** Input for this task **
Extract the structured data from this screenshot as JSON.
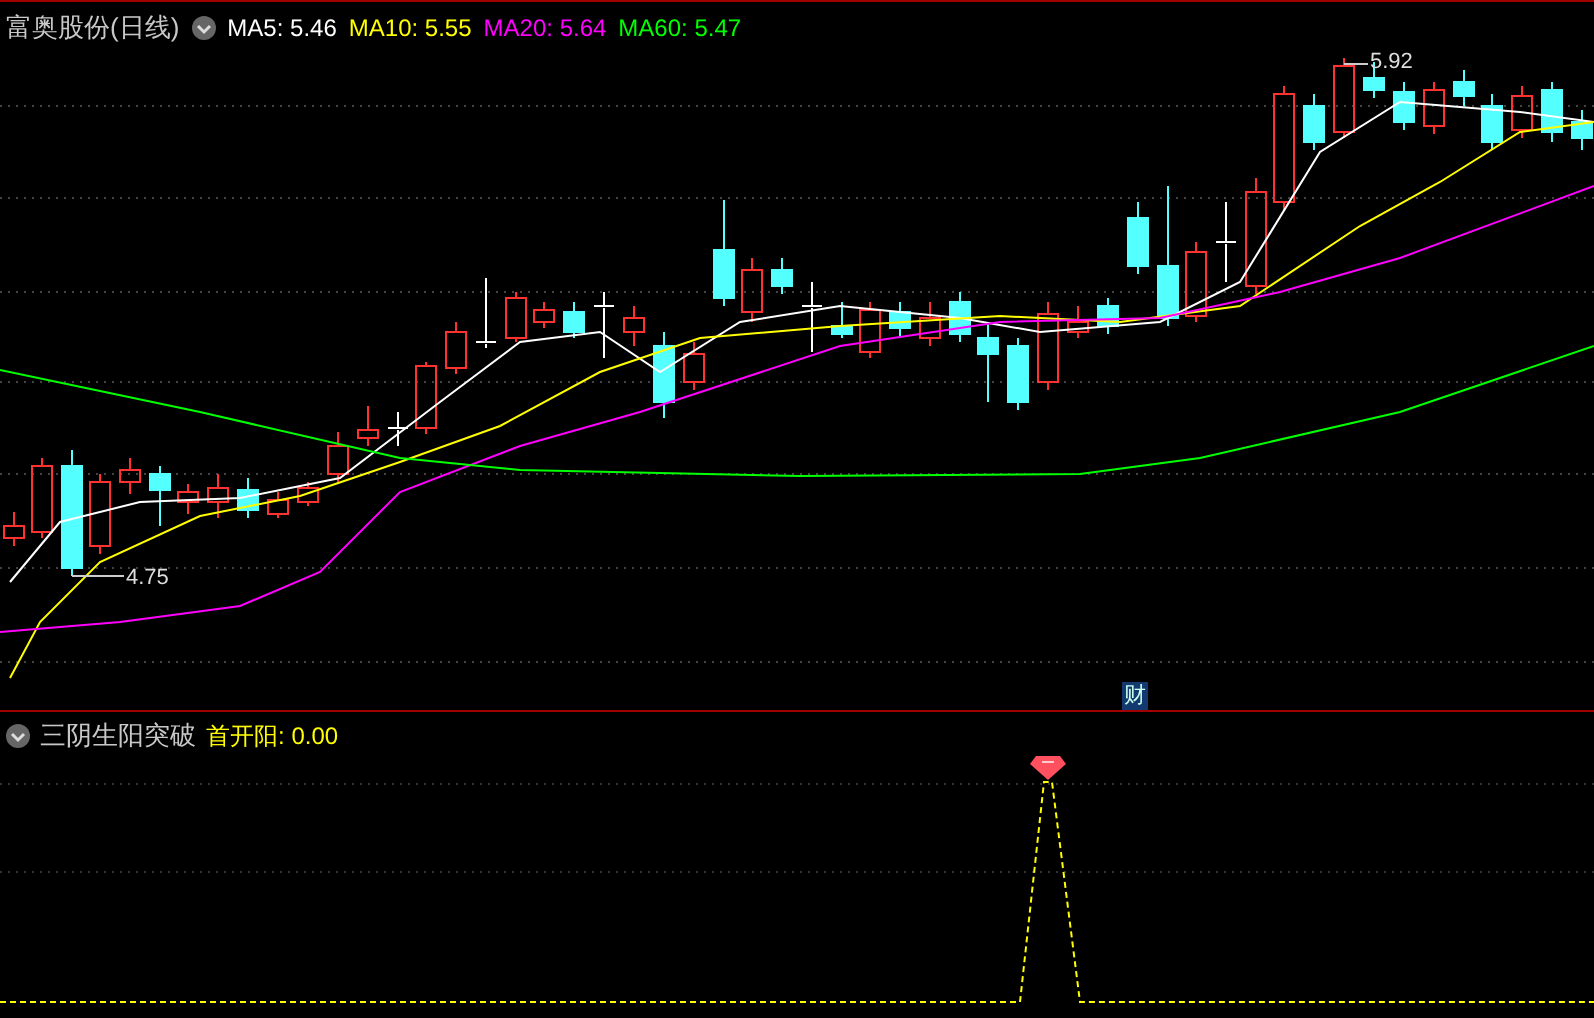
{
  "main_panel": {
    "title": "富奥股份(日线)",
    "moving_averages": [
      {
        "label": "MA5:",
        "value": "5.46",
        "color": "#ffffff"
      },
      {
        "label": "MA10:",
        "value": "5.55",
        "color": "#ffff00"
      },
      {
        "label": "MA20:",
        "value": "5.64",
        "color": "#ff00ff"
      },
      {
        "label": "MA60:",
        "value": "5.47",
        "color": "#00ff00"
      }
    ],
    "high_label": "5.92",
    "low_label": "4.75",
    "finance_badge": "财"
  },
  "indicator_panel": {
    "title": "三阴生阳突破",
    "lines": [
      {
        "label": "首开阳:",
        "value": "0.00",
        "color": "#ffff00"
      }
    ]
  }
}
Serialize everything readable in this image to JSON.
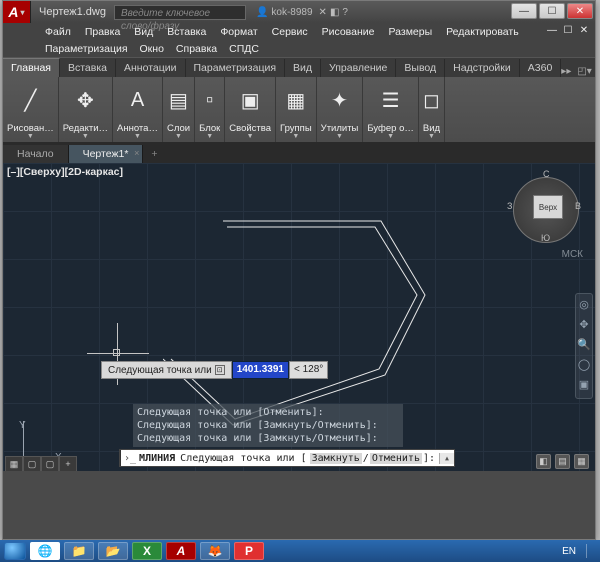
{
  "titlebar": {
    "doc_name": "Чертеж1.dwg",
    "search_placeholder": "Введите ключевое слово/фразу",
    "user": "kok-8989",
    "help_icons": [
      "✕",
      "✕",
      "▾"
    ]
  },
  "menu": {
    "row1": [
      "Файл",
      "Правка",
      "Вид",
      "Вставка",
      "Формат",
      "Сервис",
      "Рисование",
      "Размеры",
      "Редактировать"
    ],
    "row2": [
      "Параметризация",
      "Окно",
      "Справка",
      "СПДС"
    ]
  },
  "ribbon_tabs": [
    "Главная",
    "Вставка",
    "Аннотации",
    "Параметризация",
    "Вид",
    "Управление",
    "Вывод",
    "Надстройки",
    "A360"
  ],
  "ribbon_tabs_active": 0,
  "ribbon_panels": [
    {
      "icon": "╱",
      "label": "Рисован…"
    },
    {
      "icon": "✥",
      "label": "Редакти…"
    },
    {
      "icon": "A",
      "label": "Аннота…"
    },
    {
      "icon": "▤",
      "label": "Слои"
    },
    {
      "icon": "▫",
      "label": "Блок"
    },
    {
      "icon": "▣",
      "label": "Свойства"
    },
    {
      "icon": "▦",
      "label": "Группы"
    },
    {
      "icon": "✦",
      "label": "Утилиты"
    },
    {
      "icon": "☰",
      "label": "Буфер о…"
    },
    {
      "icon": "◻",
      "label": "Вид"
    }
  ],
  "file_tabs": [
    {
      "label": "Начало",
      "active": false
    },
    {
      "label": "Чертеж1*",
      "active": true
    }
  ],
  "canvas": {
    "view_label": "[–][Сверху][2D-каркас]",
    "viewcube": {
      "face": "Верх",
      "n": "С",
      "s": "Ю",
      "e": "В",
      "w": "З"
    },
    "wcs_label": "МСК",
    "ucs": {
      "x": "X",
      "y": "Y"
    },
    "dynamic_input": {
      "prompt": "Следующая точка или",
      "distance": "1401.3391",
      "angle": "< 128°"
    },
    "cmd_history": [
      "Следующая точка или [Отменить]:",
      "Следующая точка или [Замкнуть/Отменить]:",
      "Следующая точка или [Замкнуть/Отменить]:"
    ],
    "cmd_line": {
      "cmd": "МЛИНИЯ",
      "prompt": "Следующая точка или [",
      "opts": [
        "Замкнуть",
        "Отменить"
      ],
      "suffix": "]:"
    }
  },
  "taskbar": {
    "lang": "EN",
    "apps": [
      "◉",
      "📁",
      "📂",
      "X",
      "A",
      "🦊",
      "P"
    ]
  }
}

** Given instruction **
Copy every line that contains the string "точка".

** Full response **
      "prompt": "Следующая точка или",
      "Следующая точка или [Отменить]:",
      "Следующая точка или [Замкнуть/Отменить]:",
      "Следующая точка или [Замкнуть/Отменить]:"
      "prompt": "Следующая точка или [",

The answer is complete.